WHAT THIS TASK INVOLVES:
Extract all lines from the data beneath that include the word "JSON".

========

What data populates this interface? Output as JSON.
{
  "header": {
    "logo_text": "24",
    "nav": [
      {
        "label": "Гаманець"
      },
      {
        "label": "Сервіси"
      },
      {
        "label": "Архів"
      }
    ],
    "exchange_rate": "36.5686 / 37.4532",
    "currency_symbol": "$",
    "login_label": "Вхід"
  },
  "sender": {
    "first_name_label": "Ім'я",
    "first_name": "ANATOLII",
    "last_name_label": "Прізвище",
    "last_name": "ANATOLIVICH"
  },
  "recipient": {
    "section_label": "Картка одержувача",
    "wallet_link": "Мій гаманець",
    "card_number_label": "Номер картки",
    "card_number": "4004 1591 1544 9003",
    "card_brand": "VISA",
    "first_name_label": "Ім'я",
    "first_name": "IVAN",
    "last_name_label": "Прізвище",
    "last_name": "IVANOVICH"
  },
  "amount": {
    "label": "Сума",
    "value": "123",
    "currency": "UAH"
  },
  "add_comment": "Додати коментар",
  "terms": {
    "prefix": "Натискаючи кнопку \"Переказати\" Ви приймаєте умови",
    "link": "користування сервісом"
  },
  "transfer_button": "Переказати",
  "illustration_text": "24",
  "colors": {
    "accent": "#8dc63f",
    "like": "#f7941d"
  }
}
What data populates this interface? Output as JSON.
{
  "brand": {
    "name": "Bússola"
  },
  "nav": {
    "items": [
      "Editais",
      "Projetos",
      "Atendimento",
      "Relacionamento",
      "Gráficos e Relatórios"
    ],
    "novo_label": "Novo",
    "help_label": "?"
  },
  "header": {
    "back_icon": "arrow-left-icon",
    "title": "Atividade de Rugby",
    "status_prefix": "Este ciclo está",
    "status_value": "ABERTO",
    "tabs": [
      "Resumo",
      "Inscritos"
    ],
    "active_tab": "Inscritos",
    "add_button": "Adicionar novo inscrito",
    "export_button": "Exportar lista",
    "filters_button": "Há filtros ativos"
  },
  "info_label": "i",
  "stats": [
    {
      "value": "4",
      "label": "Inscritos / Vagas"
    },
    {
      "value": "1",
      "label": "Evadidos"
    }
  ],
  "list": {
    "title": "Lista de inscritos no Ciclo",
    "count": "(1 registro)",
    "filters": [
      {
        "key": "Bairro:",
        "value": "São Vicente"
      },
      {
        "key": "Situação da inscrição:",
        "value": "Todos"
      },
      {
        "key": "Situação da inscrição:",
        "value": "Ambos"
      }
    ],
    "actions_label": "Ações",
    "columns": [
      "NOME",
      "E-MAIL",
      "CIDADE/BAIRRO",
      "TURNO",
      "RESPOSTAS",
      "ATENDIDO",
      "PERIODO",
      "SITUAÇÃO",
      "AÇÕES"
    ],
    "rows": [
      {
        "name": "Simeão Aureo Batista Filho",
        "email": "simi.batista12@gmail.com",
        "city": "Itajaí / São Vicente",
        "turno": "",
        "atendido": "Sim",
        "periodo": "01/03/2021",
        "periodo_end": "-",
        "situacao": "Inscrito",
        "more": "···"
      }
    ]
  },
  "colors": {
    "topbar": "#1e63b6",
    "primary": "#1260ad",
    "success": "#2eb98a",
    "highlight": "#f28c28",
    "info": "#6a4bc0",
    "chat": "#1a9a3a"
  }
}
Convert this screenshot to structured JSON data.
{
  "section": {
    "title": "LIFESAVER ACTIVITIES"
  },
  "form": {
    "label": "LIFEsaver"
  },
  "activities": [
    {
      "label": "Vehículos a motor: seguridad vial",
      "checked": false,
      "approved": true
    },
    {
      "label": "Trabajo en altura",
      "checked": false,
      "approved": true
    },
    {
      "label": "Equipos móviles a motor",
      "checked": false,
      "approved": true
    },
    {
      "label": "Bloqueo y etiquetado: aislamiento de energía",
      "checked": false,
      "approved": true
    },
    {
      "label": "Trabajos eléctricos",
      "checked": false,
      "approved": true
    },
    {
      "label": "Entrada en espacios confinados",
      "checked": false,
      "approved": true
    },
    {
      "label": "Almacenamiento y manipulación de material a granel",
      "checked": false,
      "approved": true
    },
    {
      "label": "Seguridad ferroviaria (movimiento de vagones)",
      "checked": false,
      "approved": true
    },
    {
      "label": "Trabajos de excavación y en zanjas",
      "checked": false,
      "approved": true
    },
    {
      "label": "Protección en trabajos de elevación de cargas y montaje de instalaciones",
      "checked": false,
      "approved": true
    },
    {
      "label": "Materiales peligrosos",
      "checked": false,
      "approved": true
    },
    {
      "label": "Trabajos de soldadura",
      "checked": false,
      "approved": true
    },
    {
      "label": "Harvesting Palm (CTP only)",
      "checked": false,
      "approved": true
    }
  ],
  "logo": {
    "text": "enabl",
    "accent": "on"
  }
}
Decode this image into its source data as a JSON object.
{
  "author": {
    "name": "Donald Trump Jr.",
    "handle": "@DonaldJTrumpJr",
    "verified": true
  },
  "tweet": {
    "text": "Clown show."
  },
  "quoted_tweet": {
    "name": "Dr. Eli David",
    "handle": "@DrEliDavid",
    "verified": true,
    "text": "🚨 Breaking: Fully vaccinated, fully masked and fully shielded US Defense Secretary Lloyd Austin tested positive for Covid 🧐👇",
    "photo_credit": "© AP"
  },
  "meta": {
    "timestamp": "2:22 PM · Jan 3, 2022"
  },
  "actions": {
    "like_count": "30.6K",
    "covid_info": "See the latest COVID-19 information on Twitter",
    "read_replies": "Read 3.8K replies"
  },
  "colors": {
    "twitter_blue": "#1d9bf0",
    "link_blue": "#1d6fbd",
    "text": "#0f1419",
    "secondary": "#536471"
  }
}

========

THE SOLUTION:
What data populates this interface? Output as JSON.
What data populates this interface? Output as JSON.
Convert this screenshot to structured JSON data.
Decode this image into its source data as a JSON object.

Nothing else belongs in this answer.